**WHAT YOU SHOULD DO**
Determine how many lines of the entries contain "адрес". Reply with that number alone.

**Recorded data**

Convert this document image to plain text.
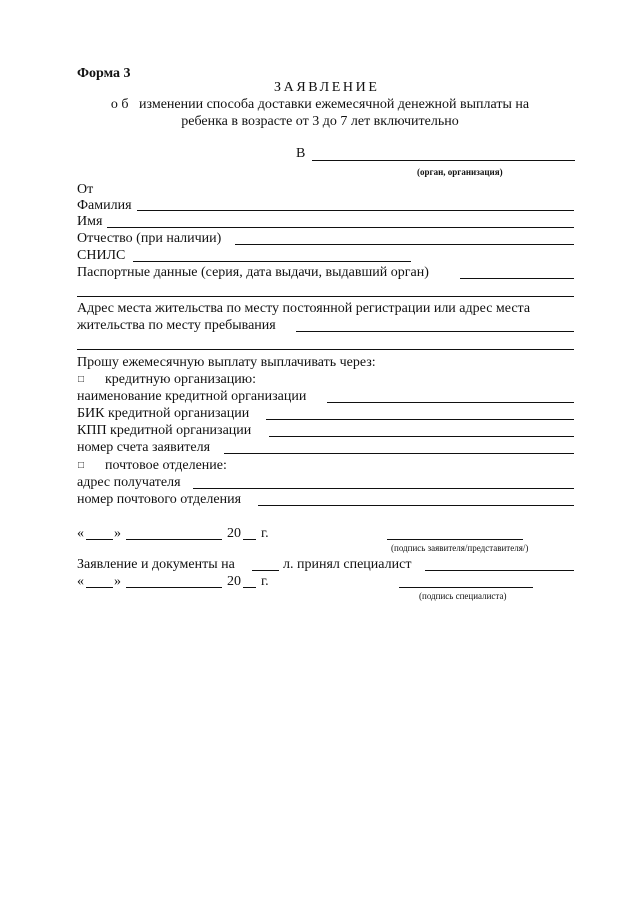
Форма 3
ЗАЯВЛЕНИЕ
о б   изменении способа доставки ежемесячной денежной выплаты на
ребенка в возрасте от 3 до 7 лет включительно
В
(орган, организация)
От
Фамилия
Имя
Отчество (при наличии)
СНИЛС
Паспортные данные (серия, дата выдачи, выдавший орган)
Адрес места жительства по месту постоянной регистрации или адрес места
жительства по месту пребывания
Прошу ежемесячную выплату выплачивать через:
□ кредитную организацию:
наименование кредитной организации
БИК кредитной организации
КПП кредитной организации
номер счета заявителя
□ почтовое отделение:
адрес получателя
номер почтового отделения
« »	20 г.
(подпись заявителя/представителя/)
Заявление и документы на	л. принял специалист
« »	20 г.
(подпись специалиста)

**ANSWER TO THE EXERCISE**
2